> Task description: The line containing "What's the underlying" and every line after it, through the last, are to be extracted exactly; no other lines belong in the answer.
+++ Records provided
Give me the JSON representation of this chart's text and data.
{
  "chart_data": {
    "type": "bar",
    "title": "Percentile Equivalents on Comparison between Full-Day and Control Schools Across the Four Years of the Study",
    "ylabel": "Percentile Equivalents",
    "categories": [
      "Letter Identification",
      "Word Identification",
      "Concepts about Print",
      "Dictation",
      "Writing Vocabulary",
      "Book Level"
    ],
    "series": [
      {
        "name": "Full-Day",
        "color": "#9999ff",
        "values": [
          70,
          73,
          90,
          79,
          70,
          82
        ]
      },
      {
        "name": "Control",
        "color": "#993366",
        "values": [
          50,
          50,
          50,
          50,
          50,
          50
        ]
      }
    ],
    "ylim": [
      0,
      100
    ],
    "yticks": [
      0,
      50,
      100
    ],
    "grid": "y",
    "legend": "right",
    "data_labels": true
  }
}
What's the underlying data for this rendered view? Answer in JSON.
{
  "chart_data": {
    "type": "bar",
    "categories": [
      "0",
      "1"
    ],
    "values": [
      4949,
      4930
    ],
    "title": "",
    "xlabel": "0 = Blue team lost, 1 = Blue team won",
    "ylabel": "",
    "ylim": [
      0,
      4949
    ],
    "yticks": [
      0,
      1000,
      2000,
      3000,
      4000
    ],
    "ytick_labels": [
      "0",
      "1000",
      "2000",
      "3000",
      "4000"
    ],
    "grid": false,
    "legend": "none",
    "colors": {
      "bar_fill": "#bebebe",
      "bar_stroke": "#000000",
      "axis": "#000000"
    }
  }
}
++++++
> Solution for this exercise:
What's the underlying data for this rendered view? Answer in JSON.
{
  "chart_data": {
    "type": "bar",
    "categories": [
      "0",
      "1"
    ],
    "values": [
      4949,
      4930
    ],
    "title": "",
    "xlabel": "0 = Blue team lost, 1 = Blue team won",
    "ylabel": "",
    "ylim": [
      0,
      4949
    ],
    "yticks": [
      0,
      1000,
      2000,
      3000,
      4000
    ],
    "ytick_labels": [
      "0",
      "1000",
      "2000",
      "3000",
      "4000"
    ],
    "grid": false,
    "legend": "none",
    "colors": {
      "bar_fill": "#bebebe",
      "bar_stroke": "#000000",
      "axis": "#000000"
    }
  }
}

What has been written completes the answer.